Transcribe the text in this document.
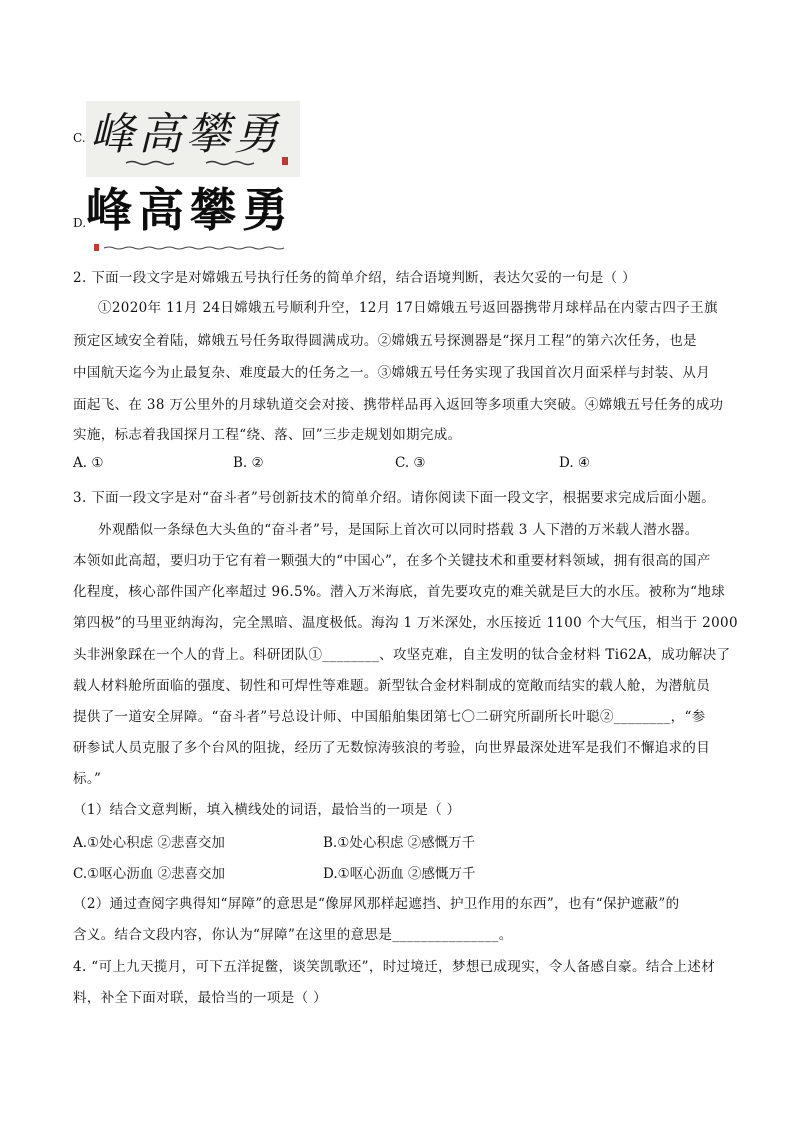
C. 峰高攀勇
D. 峰高攀勇
2. 下面一段文字是对嫦娥五号执行任务的简单介绍，结合语境判断，表达欠妥的一句是（ ）
①2020年 11月 24日嫦娥五号顺利升空，12月 17日嫦娥五号返回器携带月球样品在内蒙古四子王旗
预定区域安全着陆，嫦娥五号任务取得圆满成功。②嫦娥五号探测器是“探月工程”的第六次任务，也是
中国航天迄今为止最复杂、难度最大的任务之一。③嫦娥五号任务实现了我国首次月面采样与封装、从月
面起飞、在 38 万公里外的月球轨道交会对接、携带样品再入返回等多项重大突破。④嫦娥五号任务的成功
实施，标志着我国探月工程“绕、落、回”三步走规划如期完成。
A. ①	B. ②	C. ③	D. ④
3. 下面一段文字是对“奋斗者”号创新技术的简单介绍。请你阅读下面一段文字，根据要求完成后面小题。
外观酷似一条绿色大头鱼的“奋斗者”号，是国际上首次可以同时搭载 3 人下潜的万米载人潜水器。
本领如此高超，要归功于它有着一颗强大的“中国心”，在多个关键技术和重要材料领域，拥有很高的国产
化程度，核心部件国产化率超过 96.5%。潜入万米海底，首先要攻克的难关就是巨大的水压。被称为“地球
第四极”的马里亚纳海沟，完全黑暗、温度极低。海沟 1 万米深处，水压接近 1100 个大气压，相当于 2000
头非洲象踩在一个人的背上。科研团队①________、攻坚克难，自主发明的钛合金材料 Ti62A，成功解决了
载人材料舱所面临的强度、韧性和可焊性等难题。新型钛合金材料制成的宽敞而结实的载人舱，为潜航员
提供了一道安全屏障。“奋斗者”号总设计师、中国船舶集团第七〇二研究所副所长叶聪②________，“参
研参试人员克服了多个台风的阻拢，经历了无数惊涛骇浪的考验，向世界最深处进军是我们不懈追求的目
标。”
（1）结合文意判断，填入横线处的词语，最恰当的一项是（ ）
A.①处心积虑 ②悲喜交加	B.①处心积虑 ②感慨万千
C.①呕心沥血 ②悲喜交加	D.①呕心沥血 ②感慨万千
（2）通过查阅字典得知“屏障”的意思是“像屏风那样起遮挡、护卫作用的东西”，也有“保护遮蔽”的
含义。结合文段内容，你认为“屏障”在这里的意思是_______________。
4. “可上九天揽月，可下五洋捉鳖，谈笑凯歌还”，时过境迁，梦想已成现实，令人备感自豪。结合上述材
料，补全下面对联，最恰当的一项是（ ）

○ ○ ○ ○ ○ ○ ○

**Problem description:** Select every line of the material above holding the word "②悲喜交加" and copy it.

**In response:**
A.①处心积虑 ②悲喜交加	B.①处心积虑 ②感慨万千
C.①呕心沥血 ②悲喜交加	D.①呕心沥血 ②感慨万千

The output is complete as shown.